Problem to solve:
Extract all of the entries and set them down verbatim.

>>>>

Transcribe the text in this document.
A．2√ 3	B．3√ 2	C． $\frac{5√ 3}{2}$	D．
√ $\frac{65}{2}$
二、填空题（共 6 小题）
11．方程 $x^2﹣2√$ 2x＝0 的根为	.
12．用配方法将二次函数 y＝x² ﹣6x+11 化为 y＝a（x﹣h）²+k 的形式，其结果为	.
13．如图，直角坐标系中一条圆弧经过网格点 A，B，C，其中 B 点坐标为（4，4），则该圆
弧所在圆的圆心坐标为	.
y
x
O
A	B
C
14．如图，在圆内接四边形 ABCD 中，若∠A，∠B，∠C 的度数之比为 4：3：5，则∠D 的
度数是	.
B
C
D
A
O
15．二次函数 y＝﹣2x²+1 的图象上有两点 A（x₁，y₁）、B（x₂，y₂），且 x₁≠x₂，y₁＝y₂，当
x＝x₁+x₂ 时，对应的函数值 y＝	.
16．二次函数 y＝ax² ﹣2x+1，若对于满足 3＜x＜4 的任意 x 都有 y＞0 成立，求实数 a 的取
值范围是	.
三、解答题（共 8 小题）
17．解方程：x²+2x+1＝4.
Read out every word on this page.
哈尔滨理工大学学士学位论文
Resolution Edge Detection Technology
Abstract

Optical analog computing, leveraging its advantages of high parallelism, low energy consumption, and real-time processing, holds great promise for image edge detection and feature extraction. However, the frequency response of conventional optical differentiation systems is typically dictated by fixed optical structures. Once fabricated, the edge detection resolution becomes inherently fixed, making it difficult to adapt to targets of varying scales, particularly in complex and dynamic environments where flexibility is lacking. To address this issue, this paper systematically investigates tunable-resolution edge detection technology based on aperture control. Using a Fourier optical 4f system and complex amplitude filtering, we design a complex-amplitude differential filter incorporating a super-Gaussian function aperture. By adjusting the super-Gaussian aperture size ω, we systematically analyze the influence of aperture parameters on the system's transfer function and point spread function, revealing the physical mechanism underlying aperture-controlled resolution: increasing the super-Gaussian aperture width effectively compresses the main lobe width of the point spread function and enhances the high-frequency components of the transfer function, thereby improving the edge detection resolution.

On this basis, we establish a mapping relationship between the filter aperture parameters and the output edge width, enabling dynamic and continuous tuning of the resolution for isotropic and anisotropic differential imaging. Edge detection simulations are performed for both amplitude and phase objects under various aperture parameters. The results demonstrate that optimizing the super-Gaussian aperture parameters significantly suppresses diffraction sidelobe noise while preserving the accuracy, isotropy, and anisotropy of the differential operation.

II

<<<<

The output:
Transcribe the text in this document.
A．2√ 3	B．3√ 2	C． $\frac{5√ 3}{2}$	D．
√ $\frac{65}{2}$
二、填空题（共 6 小题）
11．方程 $x^2﹣2√$ 2x＝0 的根为	.
12．用配方法将二次函数 y＝x² ﹣6x+11 化为 y＝a（x﹣h）²+k 的形式，其结果为	.
13．如图，直角坐标系中一条圆弧经过网格点 A，B，C，其中 B 点坐标为（4，4），则该圆
弧所在圆的圆心坐标为	.
y
x
O
A	B
C
14．如图，在圆内接四边形 ABCD 中，若∠A，∠B，∠C 的度数之比为 4：3：5，则∠D 的
度数是	.
B
C
D
A
O
15．二次函数 y＝﹣2x²+1 的图象上有两点 A（x₁，y₁）、B（x₂，y₂），且 x₁≠x₂，y₁＝y₂，当
x＝x₁+x₂ 时，对应的函数值 y＝	.
16．二次函数 y＝ax² ﹣2x+1，若对于满足 3＜x＜4 的任意 x 都有 y＞0 成立，求实数 a 的取
值范围是	.
三、解答题（共 8 小题）
17．解方程：x²+2x+1＝4.
Read out every word on this page.
哈尔滨理工大学学士学位论文
Resolution Edge Detection Technology
Abstract

Optical analog computing, leveraging its advantages of high parallelism, low energy consumption, and real-time processing, holds great promise for image edge detection and feature extraction. However, the frequency response of conventional optical differentiation systems is typically dictated by fixed optical structures. Once fabricated, the edge detection resolution becomes inherently fixed, making it difficult to adapt to targets of varying scales, particularly in complex and dynamic environments where flexibility is lacking. To address this issue, this paper systematically investigates tunable-resolution edge detection technology based on aperture control. Using a Fourier optical 4f system and complex amplitude filtering, we design a complex-amplitude differential filter incorporating a super-Gaussian function aperture. By adjusting the super-Gaussian aperture size ω, we systematically analyze the influence of aperture parameters on the system's transfer function and point spread function, revealing the physical mechanism underlying aperture-controlled resolution: increasing the super-Gaussian aperture width effectively compresses the main lobe width of the point spread function and enhances the high-frequency components of the transfer function, thereby improving the edge detection resolution.

On this basis, we establish a mapping relationship between the filter aperture parameters and the output edge width, enabling dynamic and continuous tuning of the resolution for isotropic and anisotropic differential imaging. Edge detection simulations are performed for both amplitude and phase objects under various aperture parameters. The results demonstrate that optimizing the super-Gaussian aperture parameters significantly suppresses diffraction sidelobe noise while preserving the accuracy, isotropy, and anisotropy of the differential operation.

II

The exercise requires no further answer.